Selected text:
This may be the only exception to the rule of trusting your instincts and intuition and having things work out on their own.

There’s a reason that all the women of the village rallied around the new mother in the early weeks. There is a dance to be learned between mother and child, and you need someone who has been there before to show you the steps.

Sure, some babies pop out and latch straight on without a worry.

But maybe, like me, you’ll have a C-section or other complication in labor that deprives you of the “magic hour”, and things won’t fall so naturally into place.

If you want to breastfeed, you’ll need someone qualified in breastfeeding (And IBCLC, likely not your GP) to guide you.


And there’s no shame in asking for help. There are no prizes for struggling — that applies to everything, not just breastfeeding.

3. You'll feel simultaneous, conflicting, extreme emotions.

Imagine feeling:

Grateful and resentful.
Happy and sad.
Fulfilled and longing.
Focussed and distracted.
Busy and bored.

All at once…

That, my friends, is what is otherwise known as “A Day in the Life” for new parents (and seasoned ones, to be fair…). Before kids, I would have scoffed at the concept. You’re either happy or sad. You can’t be both.

It turns out you can be both. You can so be both. And it’s a total dumpster fire inside your head for a while — it doesn't go away. You just get used to it. As with most things on this list, eventually, you embrace it, and it all becomes a little less overwhelming.


4. Grieving the loss of your 'old life' is normal and doesn't make you a bad parent.

You don’t just miss your old life — the freedom, the independence, the ability to be completely selfish … and the sleep. Oh man, remember a full 8 hours? Me either.

You grieve it. Because it is dead and buried. Not in the sense that you’ll never experience those things, but in the sense that you’ll never experience them in the same way. You look at the world in a completely different way now.

Supplied information:
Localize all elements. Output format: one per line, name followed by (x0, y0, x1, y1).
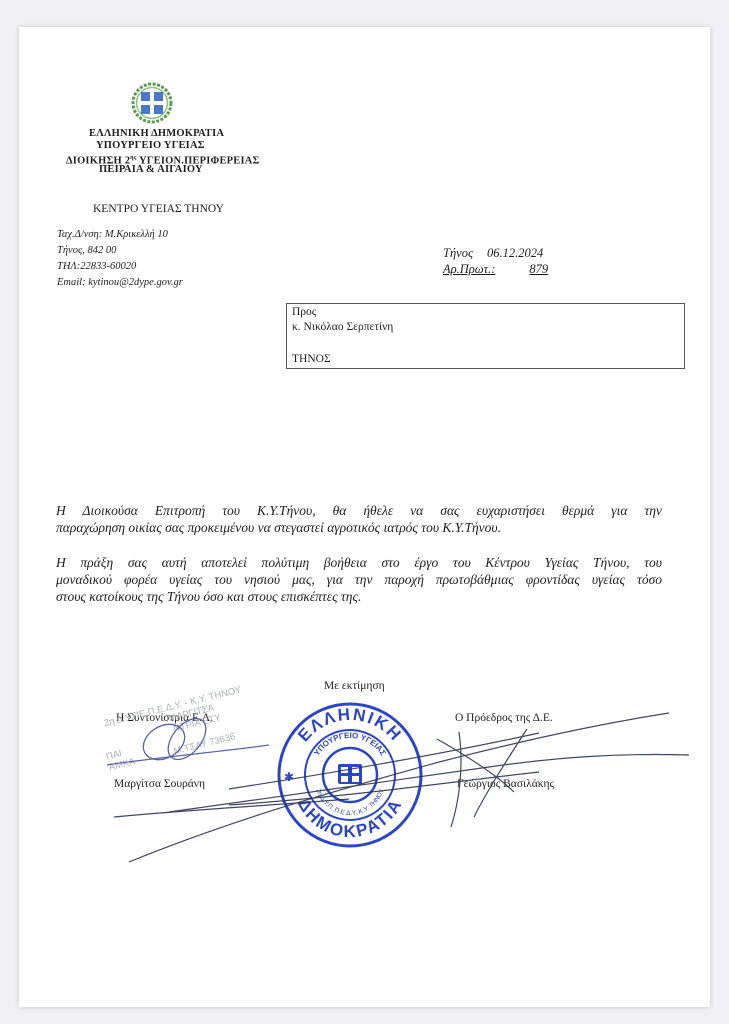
letter-page: ΕΛΛΗΝΙΚΗ ΔΗΜΟΚΡΑΤΙΑ ΥΠΟΥΡΓΕΙΟ ΥΓΕΙΑΣ ΔΙΟ… (19, 27, 710, 1007)
signature-right-icon (19, 27, 710, 1007)
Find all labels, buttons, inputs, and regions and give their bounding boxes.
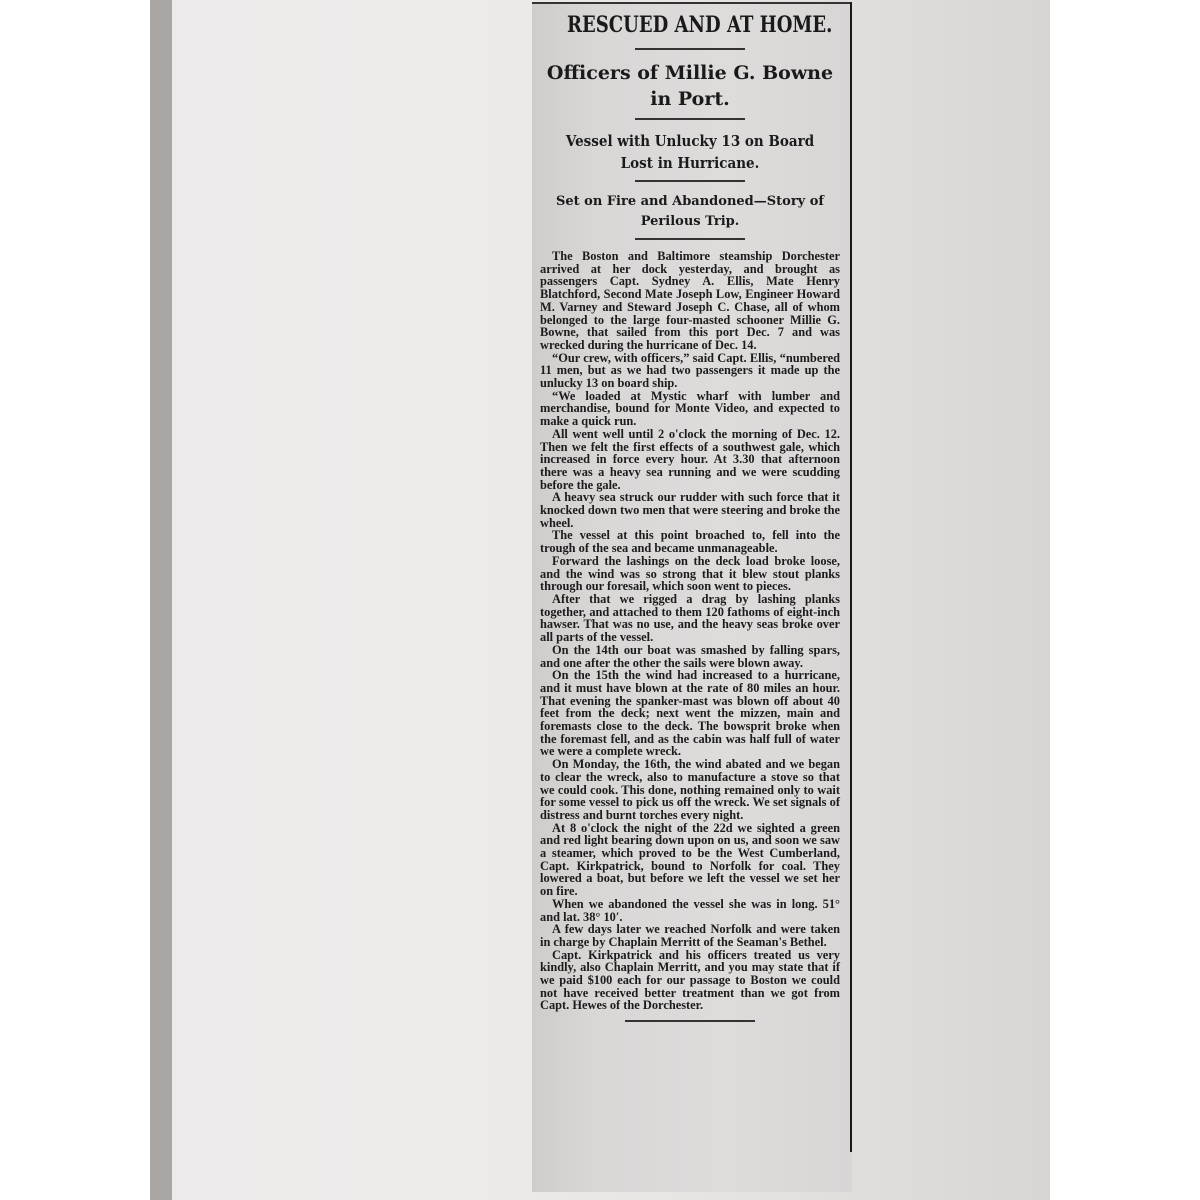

Goals:
(1) Answer these questions from the passage on new parenthood:
(a) Who rallied around the new mother in the early weeks?
(b) What name does the passage give to feeling conflicting emotions all at once as a new parent?
(c) Besides the freedom, the independence and the ability to be completely selfish, what else from the old life does the passage say you miss?
(2) Repeat the passage on new parenthood word for word, from "Busy and bored." up to and including "sad. You can’t be both.".
The data is separate material and has no connection to the passage on new parenthood.

Answer set:
(1)
(a) All the women of the village.
(b) "A Day in the Life."
(c) The sleep.

(2)
Busy and bored.

All at once…

That, my friends, is what is otherwise known as “A Day in the Life” for new parents (and seasoned ones, to be fair…). Before kids, I would have scoffed at the concept. You’re either happy or sad. You can’t be both.